**Description of the task**
Give, as a bare number, the count of lines that contain the word "riproduzione".
----------------
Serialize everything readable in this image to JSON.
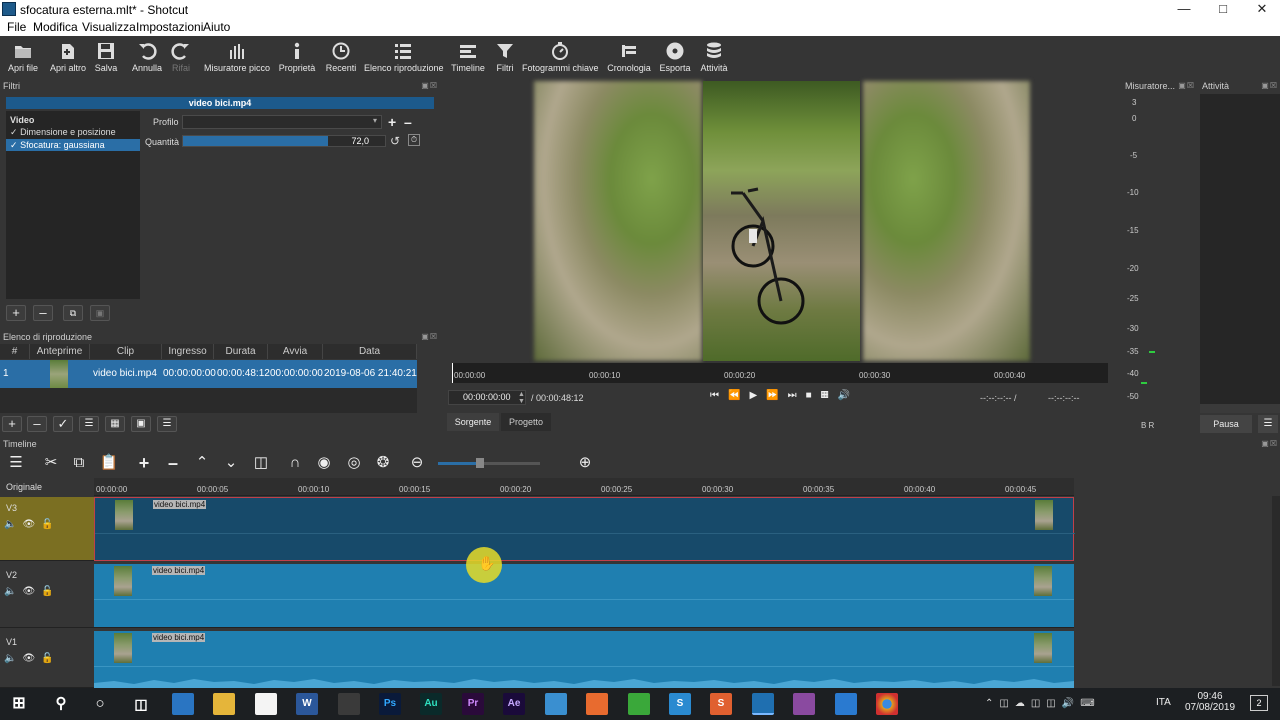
{
  "window": {
    "title": "sfocatura esterna.mlt* - Shotcut"
  },
  "menubar": [
    "File",
    "Modifica",
    "Visualizza",
    "Impostazioni",
    "Aiuto"
  ],
  "toolbar": [
    {
      "label": "Apri file",
      "icon": "folder-open-icon"
    },
    {
      "label": "Apri altro",
      "icon": "open-other-icon"
    },
    {
      "label": "Salva",
      "icon": "save-icon"
    },
    {
      "label": "Annulla",
      "icon": "undo-icon"
    },
    {
      "label": "Rifai",
      "icon": "redo-icon"
    },
    {
      "label": "Misuratore picco",
      "icon": "peak-meter-icon"
    },
    {
      "label": "Proprietà",
      "icon": "info-icon"
    },
    {
      "label": "Recenti",
      "icon": "clock-icon"
    },
    {
      "label": "Elenco riproduzione",
      "icon": "list-icon"
    },
    {
      "label": "Timeline",
      "icon": "timeline-icon"
    },
    {
      "label": "Filtri",
      "icon": "filter-icon"
    },
    {
      "label": "Fotogrammi chiave",
      "icon": "stopwatch-icon"
    },
    {
      "label": "Cronologia",
      "icon": "history-icon"
    },
    {
      "label": "Esporta",
      "icon": "export-disc-icon"
    },
    {
      "label": "Attività",
      "icon": "jobs-icon"
    }
  ],
  "filters": {
    "header": "Filtri",
    "clip_title": "video bici.mp4",
    "section": "Video",
    "items": [
      {
        "label": "Dimensione e posizione",
        "checked": true,
        "selected": false
      },
      {
        "label": "Sfocatura: gaussiana",
        "checked": true,
        "selected": true
      }
    ],
    "profile_label": "Profilo",
    "amount_label": "Quantità",
    "amount_value": "72,0",
    "amount_fraction": 0.72
  },
  "playlist": {
    "header": "Elenco di riproduzione",
    "columns": [
      "#",
      "Anteprime",
      "Clip",
      "Ingresso",
      "Durata",
      "Avvia",
      "Data"
    ],
    "rows": [
      {
        "num": "1",
        "clip": "video bici.mp4",
        "in": "00:00:00:00",
        "duration": "00:00:48:12",
        "start": "00:00:00:00",
        "date": "2019-08-06 21:40:21"
      }
    ]
  },
  "player": {
    "ruler": [
      "00:00:00",
      "00:00:10",
      "00:00:20",
      "00:00:30",
      "00:00:40"
    ],
    "timecode": "00:00:00:00",
    "total": "/ 00:00:48:12",
    "in_point": "--:--:--:-- /",
    "out_point": "--:--:--:--",
    "tabs": [
      "Sorgente",
      "Progetto"
    ]
  },
  "meter": {
    "header": "Misuratore...",
    "scale": [
      "3",
      "0",
      "-5",
      "-10",
      "-15",
      "-20",
      "-25",
      "-30",
      "-35",
      "-40",
      "-50"
    ],
    "channels": "B R"
  },
  "activity": {
    "header": "Attività",
    "pause": "Pausa"
  },
  "timeline": {
    "header": "Timeline",
    "first_label": "Originale",
    "ruler": [
      "00:00:00",
      "00:00:05",
      "00:00:10",
      "00:00:15",
      "00:00:20",
      "00:00:25",
      "00:00:30",
      "00:00:35",
      "00:00:40",
      "00:00:45"
    ],
    "tracks": [
      {
        "name": "V3",
        "clip": "video bici.mp4"
      },
      {
        "name": "V2",
        "clip": "video bici.mp4"
      },
      {
        "name": "V1",
        "clip": "video bici.mp4"
      }
    ]
  },
  "taskbar": {
    "lang": "ITA",
    "time": "09:46",
    "date": "07/08/2019",
    "notifications": "2"
  },
  "colors": {
    "accent": "#2a6ea6",
    "clip": "#1f7fb0",
    "clip_selected": "#174a6a",
    "track_selected": "#7b6f22"
  }
}
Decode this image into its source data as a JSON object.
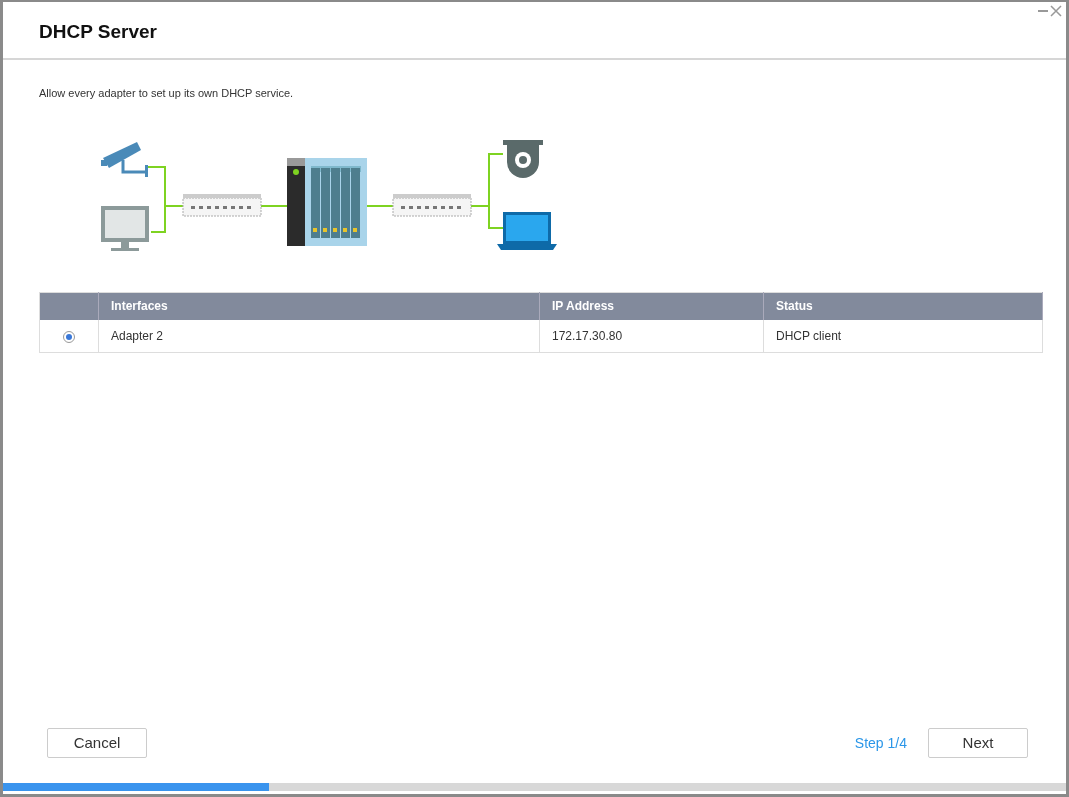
----------------
**Written response**
2